[Request]: Copy out the rows below word for word, from the first one down to and including the line containing "volume-label: Vol: [924, 784, 939, 795]".

======== Rows

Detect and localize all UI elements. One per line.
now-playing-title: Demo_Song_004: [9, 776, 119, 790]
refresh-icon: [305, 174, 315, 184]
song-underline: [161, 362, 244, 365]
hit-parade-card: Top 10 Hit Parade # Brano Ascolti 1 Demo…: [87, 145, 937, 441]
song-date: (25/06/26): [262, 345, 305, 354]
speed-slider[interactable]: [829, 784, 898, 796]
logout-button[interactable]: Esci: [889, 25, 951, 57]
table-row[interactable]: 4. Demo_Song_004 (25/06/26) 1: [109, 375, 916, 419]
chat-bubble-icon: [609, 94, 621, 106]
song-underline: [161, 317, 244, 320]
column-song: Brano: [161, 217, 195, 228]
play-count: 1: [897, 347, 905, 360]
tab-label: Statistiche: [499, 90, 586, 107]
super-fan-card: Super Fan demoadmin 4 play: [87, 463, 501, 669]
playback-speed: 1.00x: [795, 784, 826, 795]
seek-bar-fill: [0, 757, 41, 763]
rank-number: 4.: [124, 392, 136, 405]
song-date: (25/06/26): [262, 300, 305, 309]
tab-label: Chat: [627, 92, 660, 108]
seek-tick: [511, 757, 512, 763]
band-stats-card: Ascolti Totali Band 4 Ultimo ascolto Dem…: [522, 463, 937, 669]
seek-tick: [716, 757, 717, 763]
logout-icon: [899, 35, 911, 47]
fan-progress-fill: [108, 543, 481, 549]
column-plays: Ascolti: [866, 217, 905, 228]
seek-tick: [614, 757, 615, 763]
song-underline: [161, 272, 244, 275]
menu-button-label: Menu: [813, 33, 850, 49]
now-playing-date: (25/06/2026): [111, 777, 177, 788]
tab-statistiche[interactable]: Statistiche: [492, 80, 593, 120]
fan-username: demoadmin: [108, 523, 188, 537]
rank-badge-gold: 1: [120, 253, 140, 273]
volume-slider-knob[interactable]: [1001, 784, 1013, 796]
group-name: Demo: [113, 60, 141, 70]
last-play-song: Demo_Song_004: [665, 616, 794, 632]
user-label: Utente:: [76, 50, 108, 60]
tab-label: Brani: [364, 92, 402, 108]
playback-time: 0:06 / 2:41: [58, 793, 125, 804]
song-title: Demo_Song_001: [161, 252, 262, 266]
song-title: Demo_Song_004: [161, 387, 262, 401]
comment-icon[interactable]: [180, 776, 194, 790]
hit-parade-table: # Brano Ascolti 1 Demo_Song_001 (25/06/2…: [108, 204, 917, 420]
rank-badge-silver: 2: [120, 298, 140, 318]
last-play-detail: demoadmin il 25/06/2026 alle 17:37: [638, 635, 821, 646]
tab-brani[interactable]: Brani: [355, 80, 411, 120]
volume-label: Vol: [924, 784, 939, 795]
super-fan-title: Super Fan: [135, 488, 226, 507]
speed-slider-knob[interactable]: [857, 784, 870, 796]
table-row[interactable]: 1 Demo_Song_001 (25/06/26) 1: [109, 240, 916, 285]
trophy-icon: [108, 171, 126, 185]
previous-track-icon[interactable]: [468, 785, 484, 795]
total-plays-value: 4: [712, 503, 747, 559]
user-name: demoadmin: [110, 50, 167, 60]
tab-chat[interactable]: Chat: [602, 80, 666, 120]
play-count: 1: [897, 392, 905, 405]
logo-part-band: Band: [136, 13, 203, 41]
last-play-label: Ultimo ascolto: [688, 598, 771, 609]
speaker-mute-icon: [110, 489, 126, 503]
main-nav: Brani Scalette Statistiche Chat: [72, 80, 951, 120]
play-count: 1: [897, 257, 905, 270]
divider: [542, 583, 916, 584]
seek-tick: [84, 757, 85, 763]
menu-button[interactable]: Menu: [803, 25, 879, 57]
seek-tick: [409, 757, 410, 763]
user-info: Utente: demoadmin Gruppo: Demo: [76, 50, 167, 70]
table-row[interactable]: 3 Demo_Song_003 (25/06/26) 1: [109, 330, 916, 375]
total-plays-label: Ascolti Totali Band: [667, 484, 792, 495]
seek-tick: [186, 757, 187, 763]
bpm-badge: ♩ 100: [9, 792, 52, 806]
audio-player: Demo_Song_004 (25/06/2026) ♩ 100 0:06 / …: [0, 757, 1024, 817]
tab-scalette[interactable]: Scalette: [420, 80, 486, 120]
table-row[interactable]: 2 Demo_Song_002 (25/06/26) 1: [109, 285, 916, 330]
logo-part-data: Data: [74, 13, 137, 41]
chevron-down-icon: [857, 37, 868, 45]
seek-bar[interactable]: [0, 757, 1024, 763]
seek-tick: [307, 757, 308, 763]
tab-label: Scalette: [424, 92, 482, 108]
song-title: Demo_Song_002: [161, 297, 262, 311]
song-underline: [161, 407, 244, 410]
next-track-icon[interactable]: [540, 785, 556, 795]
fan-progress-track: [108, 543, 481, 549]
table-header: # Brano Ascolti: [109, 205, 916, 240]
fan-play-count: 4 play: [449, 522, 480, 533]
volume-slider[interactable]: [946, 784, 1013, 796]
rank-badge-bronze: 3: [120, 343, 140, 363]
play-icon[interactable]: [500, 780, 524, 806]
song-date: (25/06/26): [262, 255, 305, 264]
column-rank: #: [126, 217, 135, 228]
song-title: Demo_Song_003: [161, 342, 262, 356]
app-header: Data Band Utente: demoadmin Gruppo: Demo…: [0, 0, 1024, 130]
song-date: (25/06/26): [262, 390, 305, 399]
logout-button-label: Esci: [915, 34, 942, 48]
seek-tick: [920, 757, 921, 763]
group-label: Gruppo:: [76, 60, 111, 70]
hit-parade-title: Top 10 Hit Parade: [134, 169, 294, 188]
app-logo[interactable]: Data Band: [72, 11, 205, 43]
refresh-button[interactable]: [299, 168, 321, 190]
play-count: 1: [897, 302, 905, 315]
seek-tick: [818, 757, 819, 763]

================

[Correct answer]:
Detect and localize all UI elements. One per line.
now-playing-title: Demo_Song_004: [9, 776, 119, 790]
refresh-icon: [305, 174, 315, 184]
song-underline: [161, 362, 244, 365]
hit-parade-card: Top 10 Hit Parade # Brano Ascolti 1 Demo…: [87, 145, 937, 441]
song-date: (25/06/26): [262, 345, 305, 354]
speed-slider[interactable]: [829, 784, 898, 796]
logout-button[interactable]: Esci: [889, 25, 951, 57]
table-row[interactable]: 4. Demo_Song_004 (25/06/26) 1: [109, 375, 916, 419]
chat-bubble-icon: [609, 94, 621, 106]
song-underline: [161, 317, 244, 320]
column-song: Brano: [161, 217, 195, 228]
play-count: 1: [897, 347, 905, 360]
tab-label: Statistiche: [499, 90, 586, 107]
super-fan-card: Super Fan demoadmin 4 play: [87, 463, 501, 669]
playback-speed: 1.00x: [795, 784, 826, 795]
seek-bar-fill: [0, 757, 41, 763]
rank-number: 4.: [124, 392, 136, 405]
song-date: (25/06/26): [262, 300, 305, 309]
tab-label: Chat: [627, 92, 660, 108]
seek-tick: [511, 757, 512, 763]
band-stats-card: Ascolti Totali Band 4 Ultimo ascolto Dem…: [522, 463, 937, 669]
seek-tick: [716, 757, 717, 763]
logout-icon: [899, 35, 911, 47]
fan-progress-fill: [108, 543, 481, 549]
column-plays: Ascolti: [866, 217, 905, 228]
seek-tick: [614, 757, 615, 763]
song-underline: [161, 272, 244, 275]
menu-button-label: Menu: [813, 33, 850, 49]
now-playing-date: (25/06/2026): [111, 777, 177, 788]
tab-statistiche[interactable]: Statistiche: [492, 80, 593, 120]
fan-username: demoadmin: [108, 523, 188, 537]
rank-badge-gold: 1: [120, 253, 140, 273]
volume-slider-knob[interactable]: [1001, 784, 1013, 796]
group-name: Demo: [113, 60, 141, 70]
last-play-song: Demo_Song_004: [665, 616, 794, 632]
user-label: Utente:: [76, 50, 108, 60]
tab-label: Brani: [364, 92, 402, 108]
playback-time: 0:06 / 2:41: [58, 793, 125, 804]
song-title: Demo_Song_001: [161, 252, 262, 266]
song-title: Demo_Song_004: [161, 387, 262, 401]
comment-icon[interactable]: [180, 776, 194, 790]
hit-parade-table: # Brano Ascolti 1 Demo_Song_001 (25/06/2…: [108, 204, 917, 420]
rank-badge-silver: 2: [120, 298, 140, 318]
last-play-detail: demoadmin il 25/06/2026 alle 17:37: [638, 635, 821, 646]
tab-brani[interactable]: Brani: [355, 80, 411, 120]
volume-label: Vol: [924, 784, 939, 795]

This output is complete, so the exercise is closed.